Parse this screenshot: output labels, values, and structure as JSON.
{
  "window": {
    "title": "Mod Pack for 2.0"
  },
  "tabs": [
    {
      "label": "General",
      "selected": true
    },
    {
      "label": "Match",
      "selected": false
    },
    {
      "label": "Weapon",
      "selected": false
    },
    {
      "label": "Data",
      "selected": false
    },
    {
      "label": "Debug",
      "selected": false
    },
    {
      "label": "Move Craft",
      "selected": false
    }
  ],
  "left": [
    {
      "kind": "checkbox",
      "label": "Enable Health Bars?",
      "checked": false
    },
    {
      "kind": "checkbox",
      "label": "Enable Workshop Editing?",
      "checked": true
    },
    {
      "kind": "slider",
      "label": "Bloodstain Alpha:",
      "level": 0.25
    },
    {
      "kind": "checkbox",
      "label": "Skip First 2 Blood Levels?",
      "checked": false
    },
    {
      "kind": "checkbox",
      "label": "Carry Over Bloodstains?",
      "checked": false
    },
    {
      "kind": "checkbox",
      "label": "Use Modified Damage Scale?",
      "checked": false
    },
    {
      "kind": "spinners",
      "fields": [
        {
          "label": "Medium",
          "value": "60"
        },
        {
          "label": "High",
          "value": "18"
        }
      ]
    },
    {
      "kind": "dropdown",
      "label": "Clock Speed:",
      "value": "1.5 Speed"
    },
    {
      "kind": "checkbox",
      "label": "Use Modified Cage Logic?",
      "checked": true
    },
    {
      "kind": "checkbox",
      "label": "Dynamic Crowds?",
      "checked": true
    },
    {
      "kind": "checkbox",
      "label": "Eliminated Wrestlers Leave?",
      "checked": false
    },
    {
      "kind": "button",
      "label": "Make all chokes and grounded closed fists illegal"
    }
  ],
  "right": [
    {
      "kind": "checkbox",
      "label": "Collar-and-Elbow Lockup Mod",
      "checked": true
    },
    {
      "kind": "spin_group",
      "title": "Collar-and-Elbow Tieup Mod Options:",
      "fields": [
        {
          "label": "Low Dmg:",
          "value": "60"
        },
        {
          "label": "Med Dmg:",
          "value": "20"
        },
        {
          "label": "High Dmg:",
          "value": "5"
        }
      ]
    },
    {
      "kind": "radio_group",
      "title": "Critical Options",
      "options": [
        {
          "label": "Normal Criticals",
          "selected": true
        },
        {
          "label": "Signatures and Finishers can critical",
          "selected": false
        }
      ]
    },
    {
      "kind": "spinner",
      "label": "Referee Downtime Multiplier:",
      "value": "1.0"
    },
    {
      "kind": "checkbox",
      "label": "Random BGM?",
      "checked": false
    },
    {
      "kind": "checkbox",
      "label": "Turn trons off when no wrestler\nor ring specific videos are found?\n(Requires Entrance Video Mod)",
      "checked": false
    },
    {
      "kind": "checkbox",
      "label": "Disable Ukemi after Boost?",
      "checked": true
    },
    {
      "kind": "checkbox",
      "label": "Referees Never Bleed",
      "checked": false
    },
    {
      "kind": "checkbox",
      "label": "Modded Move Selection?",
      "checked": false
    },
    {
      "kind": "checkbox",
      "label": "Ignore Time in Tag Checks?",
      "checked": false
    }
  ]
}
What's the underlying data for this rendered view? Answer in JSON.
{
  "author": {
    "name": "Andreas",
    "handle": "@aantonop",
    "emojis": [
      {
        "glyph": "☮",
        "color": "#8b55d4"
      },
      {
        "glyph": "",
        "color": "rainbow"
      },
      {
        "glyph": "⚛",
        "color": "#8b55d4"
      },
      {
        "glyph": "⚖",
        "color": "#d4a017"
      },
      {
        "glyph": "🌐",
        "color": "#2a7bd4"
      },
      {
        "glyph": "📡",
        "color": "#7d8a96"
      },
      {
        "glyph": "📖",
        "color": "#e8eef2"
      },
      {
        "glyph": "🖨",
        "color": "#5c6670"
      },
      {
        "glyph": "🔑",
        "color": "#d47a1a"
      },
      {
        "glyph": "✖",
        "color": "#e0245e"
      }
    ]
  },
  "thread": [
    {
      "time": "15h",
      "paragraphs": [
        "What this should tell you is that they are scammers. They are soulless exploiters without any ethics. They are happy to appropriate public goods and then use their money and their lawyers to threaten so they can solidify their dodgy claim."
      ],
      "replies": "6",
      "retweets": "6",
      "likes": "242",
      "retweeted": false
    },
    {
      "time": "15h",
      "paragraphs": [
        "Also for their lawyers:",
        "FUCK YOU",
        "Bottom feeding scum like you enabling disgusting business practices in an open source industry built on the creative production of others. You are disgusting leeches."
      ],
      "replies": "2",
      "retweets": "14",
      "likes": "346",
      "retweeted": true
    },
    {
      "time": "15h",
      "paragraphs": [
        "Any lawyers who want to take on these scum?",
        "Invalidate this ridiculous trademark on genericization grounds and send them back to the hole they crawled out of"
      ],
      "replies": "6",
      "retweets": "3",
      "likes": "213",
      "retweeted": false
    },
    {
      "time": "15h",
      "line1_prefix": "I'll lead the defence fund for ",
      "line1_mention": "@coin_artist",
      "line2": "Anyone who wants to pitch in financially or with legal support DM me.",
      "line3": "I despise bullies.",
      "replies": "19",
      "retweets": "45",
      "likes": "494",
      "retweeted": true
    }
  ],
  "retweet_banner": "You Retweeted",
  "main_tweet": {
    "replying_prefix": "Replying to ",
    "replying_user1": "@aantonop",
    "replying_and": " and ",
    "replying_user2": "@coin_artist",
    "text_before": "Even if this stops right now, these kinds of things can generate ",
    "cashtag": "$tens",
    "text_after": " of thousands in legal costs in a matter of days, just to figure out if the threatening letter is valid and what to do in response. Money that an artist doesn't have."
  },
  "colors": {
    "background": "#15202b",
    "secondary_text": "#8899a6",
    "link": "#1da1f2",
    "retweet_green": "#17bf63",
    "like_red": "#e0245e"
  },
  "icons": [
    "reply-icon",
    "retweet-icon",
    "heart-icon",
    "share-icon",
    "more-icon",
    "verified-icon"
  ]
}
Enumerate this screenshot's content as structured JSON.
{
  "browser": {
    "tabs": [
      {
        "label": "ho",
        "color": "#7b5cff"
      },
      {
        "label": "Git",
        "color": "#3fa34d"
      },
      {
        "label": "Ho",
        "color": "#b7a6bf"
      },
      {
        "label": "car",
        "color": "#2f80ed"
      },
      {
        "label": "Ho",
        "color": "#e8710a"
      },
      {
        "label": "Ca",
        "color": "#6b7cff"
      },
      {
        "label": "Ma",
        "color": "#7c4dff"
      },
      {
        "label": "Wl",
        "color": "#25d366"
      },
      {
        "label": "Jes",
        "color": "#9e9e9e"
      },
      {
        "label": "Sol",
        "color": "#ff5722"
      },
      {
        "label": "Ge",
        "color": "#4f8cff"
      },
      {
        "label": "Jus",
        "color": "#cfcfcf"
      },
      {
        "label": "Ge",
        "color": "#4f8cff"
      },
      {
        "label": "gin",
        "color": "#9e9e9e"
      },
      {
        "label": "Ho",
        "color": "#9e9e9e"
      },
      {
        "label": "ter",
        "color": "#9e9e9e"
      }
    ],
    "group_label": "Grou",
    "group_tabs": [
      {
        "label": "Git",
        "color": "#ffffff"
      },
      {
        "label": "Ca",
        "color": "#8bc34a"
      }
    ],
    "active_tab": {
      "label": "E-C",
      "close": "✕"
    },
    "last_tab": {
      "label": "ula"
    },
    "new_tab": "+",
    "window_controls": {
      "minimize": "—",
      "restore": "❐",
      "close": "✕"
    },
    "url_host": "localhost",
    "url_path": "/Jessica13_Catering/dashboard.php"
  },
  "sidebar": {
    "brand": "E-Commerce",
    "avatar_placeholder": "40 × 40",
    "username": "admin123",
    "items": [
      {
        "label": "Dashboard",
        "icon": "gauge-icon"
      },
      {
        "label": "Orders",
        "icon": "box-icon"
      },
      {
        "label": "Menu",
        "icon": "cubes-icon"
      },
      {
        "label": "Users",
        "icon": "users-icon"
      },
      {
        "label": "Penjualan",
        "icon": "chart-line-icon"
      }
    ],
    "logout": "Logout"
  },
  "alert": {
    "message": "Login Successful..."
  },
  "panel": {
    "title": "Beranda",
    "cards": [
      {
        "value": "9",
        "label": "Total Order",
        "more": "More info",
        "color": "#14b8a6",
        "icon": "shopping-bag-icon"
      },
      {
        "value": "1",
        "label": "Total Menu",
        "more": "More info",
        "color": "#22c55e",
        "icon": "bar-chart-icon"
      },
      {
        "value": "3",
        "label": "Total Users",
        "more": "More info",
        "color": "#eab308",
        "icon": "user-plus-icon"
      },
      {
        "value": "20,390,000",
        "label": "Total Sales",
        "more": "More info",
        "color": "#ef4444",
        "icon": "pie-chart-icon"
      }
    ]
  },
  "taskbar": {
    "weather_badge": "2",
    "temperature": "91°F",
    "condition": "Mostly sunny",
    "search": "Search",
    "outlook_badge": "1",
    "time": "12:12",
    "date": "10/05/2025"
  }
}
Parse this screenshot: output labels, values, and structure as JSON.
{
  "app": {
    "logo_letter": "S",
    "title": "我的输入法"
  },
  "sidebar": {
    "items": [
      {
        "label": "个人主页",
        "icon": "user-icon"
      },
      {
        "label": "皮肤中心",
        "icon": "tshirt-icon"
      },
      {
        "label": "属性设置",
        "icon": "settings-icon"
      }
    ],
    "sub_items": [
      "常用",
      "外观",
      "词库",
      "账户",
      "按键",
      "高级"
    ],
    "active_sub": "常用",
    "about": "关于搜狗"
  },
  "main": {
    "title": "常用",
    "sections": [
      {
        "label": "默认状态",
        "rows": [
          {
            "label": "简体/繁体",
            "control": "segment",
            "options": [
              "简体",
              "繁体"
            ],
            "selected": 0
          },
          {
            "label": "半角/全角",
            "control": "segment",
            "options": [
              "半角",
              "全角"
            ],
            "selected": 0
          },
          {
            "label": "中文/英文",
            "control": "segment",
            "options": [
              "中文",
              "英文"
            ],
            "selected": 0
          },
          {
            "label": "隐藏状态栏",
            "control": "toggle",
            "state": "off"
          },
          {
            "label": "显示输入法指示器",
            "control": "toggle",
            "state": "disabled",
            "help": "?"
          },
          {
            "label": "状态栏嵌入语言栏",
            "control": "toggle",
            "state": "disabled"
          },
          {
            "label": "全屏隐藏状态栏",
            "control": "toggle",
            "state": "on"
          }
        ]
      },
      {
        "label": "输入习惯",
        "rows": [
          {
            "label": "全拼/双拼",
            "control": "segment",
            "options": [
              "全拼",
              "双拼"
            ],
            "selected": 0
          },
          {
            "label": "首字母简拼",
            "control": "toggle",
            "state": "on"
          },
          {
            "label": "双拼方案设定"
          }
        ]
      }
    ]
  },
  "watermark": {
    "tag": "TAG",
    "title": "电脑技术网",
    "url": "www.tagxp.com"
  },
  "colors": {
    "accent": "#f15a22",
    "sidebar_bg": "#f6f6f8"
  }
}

=-=-=-=-=

Exercise requirements ->
List each line of the entries that holds the string "chart".

Worked solution ->
        "icon": "chart-line-icon"
        "icon": "bar-chart-icon"
        "icon": "pie-chart-icon"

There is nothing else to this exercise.